** begin **

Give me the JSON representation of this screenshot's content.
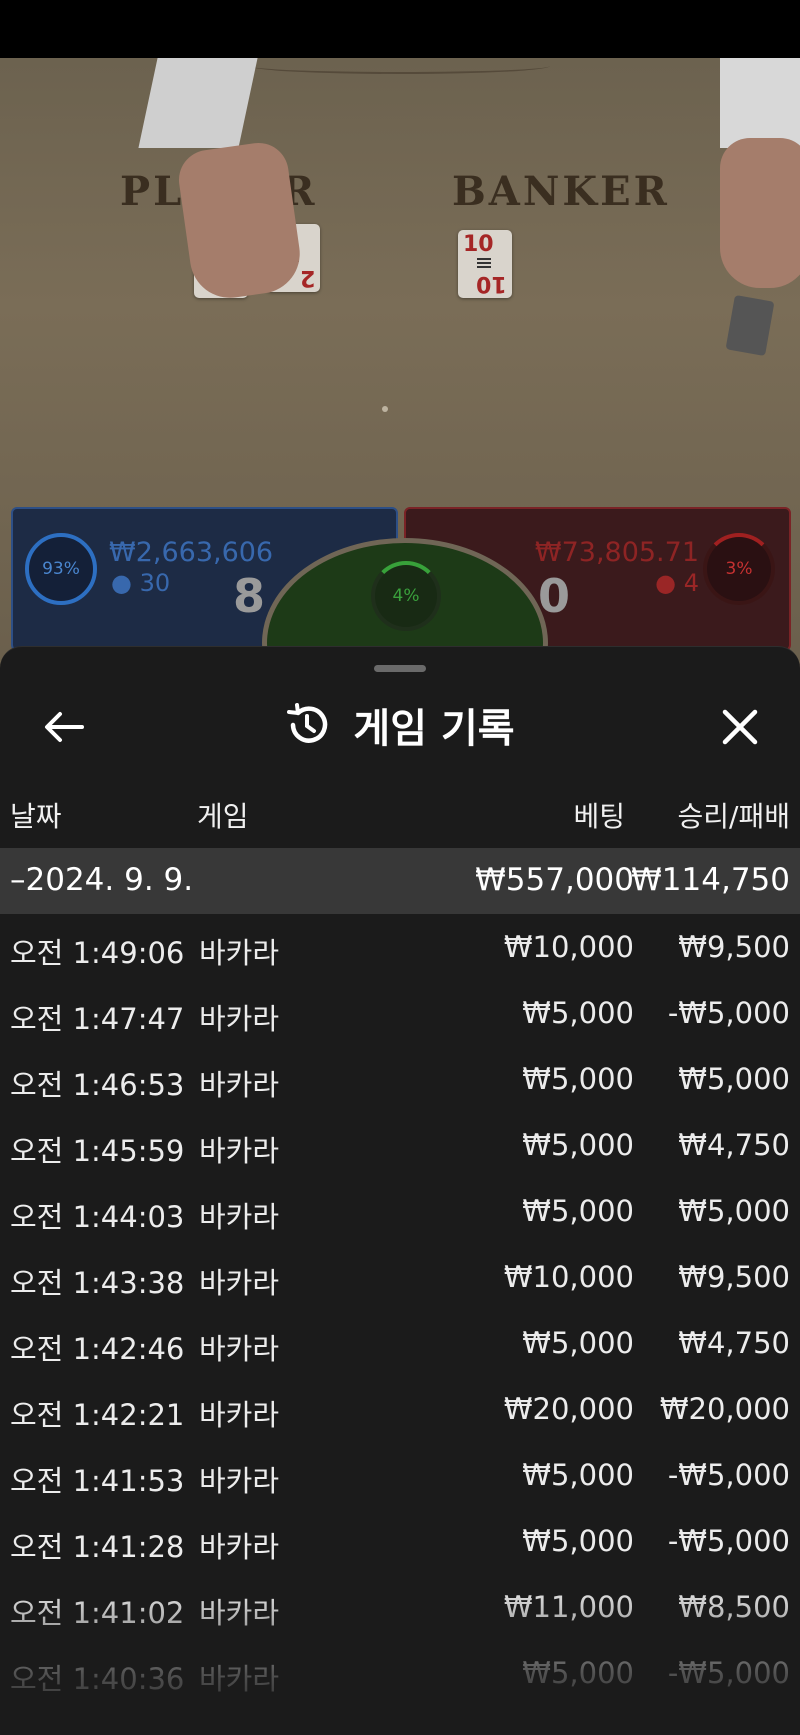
{
  "game_view": {
    "player_label": "PLAYER",
    "banker_label": "BANKER",
    "player_cards": [
      {
        "rank": "8",
        "suit": "♦"
      },
      {
        "rank": "2",
        "suit": "♥"
      }
    ],
    "banker_cards": [
      {
        "rank": "10",
        "suit": "♥"
      }
    ]
  },
  "bet_panels": {
    "player": {
      "percent": "93%",
      "amount": "₩2,663,606",
      "players": "30",
      "score": "8",
      "color": "#2d6fc2"
    },
    "tie": {
      "percent": "4%",
      "color": "#38a13a"
    },
    "banker": {
      "percent": "3%",
      "amount": "₩73,805.71",
      "players": "4",
      "score": "0",
      "color": "#c53131"
    }
  },
  "history_sheet": {
    "title": "게임 기록",
    "back_icon": "arrow-left-icon",
    "history_icon": "history-clock-icon",
    "close_icon": "close-icon",
    "columns": {
      "date": "날짜",
      "game": "게임",
      "bet": "베팅",
      "win_loss": "승리/패배"
    },
    "date_group": {
      "date": "–2024. 9. 9.",
      "bet_total": "₩557,000",
      "win_total": "₩114,750"
    },
    "rows": [
      {
        "time": "오전 1:49:06",
        "game": "바카라",
        "bet": "₩10,000",
        "result": "₩9,500"
      },
      {
        "time": "오전 1:47:47",
        "game": "바카라",
        "bet": "₩5,000",
        "result": "-₩5,000"
      },
      {
        "time": "오전 1:46:53",
        "game": "바카라",
        "bet": "₩5,000",
        "result": "₩5,000"
      },
      {
        "time": "오전 1:45:59",
        "game": "바카라",
        "bet": "₩5,000",
        "result": "₩4,750"
      },
      {
        "time": "오전 1:44:03",
        "game": "바카라",
        "bet": "₩5,000",
        "result": "₩5,000"
      },
      {
        "time": "오전 1:43:38",
        "game": "바카라",
        "bet": "₩10,000",
        "result": "₩9,500"
      },
      {
        "time": "오전 1:42:46",
        "game": "바카라",
        "bet": "₩5,000",
        "result": "₩4,750"
      },
      {
        "time": "오전 1:42:21",
        "game": "바카라",
        "bet": "₩20,000",
        "result": "₩20,000"
      },
      {
        "time": "오전 1:41:53",
        "game": "바카라",
        "bet": "₩5,000",
        "result": "-₩5,000"
      },
      {
        "time": "오전 1:41:28",
        "game": "바카라",
        "bet": "₩5,000",
        "result": "-₩5,000"
      },
      {
        "time": "오전 1:41:02",
        "game": "바카라",
        "bet": "₩11,000",
        "result": "₩8,500"
      },
      {
        "time": "오전 1:40:36",
        "game": "바카라",
        "bet": "₩5,000",
        "result": "-₩5,000"
      }
    ]
  }
}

** end **

(THE REQUEST):
Transcribe all the lines above exactly, apart from the pictures.

(ANSWER TO THIS TASK):
Give me the JSON representation of this screenshot's content.
{
  "game_view": {
    "player_label": "PLAYER",
    "banker_label": "BANKER",
    "player_cards": [
      {
        "rank": "8",
        "suit": "♦"
      },
      {
        "rank": "2",
        "suit": "♥"
      }
    ],
    "banker_cards": [
      {
        "rank": "10",
        "suit": "♥"
      }
    ]
  },
  "bet_panels": {
    "player": {
      "percent": "93%",
      "amount": "₩2,663,606",
      "players": "30",
      "score": "8",
      "color": "#2d6fc2"
    },
    "tie": {
      "percent": "4%",
      "color": "#38a13a"
    },
    "banker": {
      "percent": "3%",
      "amount": "₩73,805.71",
      "players": "4",
      "score": "0",
      "color": "#c53131"
    }
  },
  "history_sheet": {
    "title": "게임 기록",
    "back_icon": "arrow-left-icon",
    "history_icon": "history-clock-icon",
    "close_icon": "close-icon",
    "columns": {
      "date": "날짜",
      "game": "게임",
      "bet": "베팅",
      "win_loss": "승리/패배"
    },
    "date_group": {
      "date": "–2024. 9. 9.",
      "bet_total": "₩557,000",
      "win_total": "₩114,750"
    },
    "rows": [
      {
        "time": "오전 1:49:06",
        "game": "바카라",
        "bet": "₩10,000",
        "result": "₩9,500"
      },
      {
        "time": "오전 1:47:47",
        "game": "바카라",
        "bet": "₩5,000",
        "result": "-₩5,000"
      },
      {
        "time": "오전 1:46:53",
        "game": "바카라",
        "bet": "₩5,000",
        "result": "₩5,000"
      },
      {
        "time": "오전 1:45:59",
        "game": "바카라",
        "bet": "₩5,000",
        "result": "₩4,750"
      },
      {
        "time": "오전 1:44:03",
        "game": "바카라",
        "bet": "₩5,000",
        "result": "₩5,000"
      },
      {
        "time": "오전 1:43:38",
        "game": "바카라",
        "bet": "₩10,000",
        "result": "₩9,500"
      },
      {
        "time": "오전 1:42:46",
        "game": "바카라",
        "bet": "₩5,000",
        "result": "₩4,750"
      },
      {
        "time": "오전 1:42:21",
        "game": "바카라",
        "bet": "₩20,000",
        "result": "₩20,000"
      },
      {
        "time": "오전 1:41:53",
        "game": "바카라",
        "bet": "₩5,000",
        "result": "-₩5,000"
      },
      {
        "time": "오전 1:41:28",
        "game": "바카라",
        "bet": "₩5,000",
        "result": "-₩5,000"
      },
      {
        "time": "오전 1:41:02",
        "game": "바카라",
        "bet": "₩11,000",
        "result": "₩8,500"
      },
      {
        "time": "오전 1:40:36",
        "game": "바카라",
        "bet": "₩5,000",
        "result": "-₩5,000"
      }
    ]
  }
}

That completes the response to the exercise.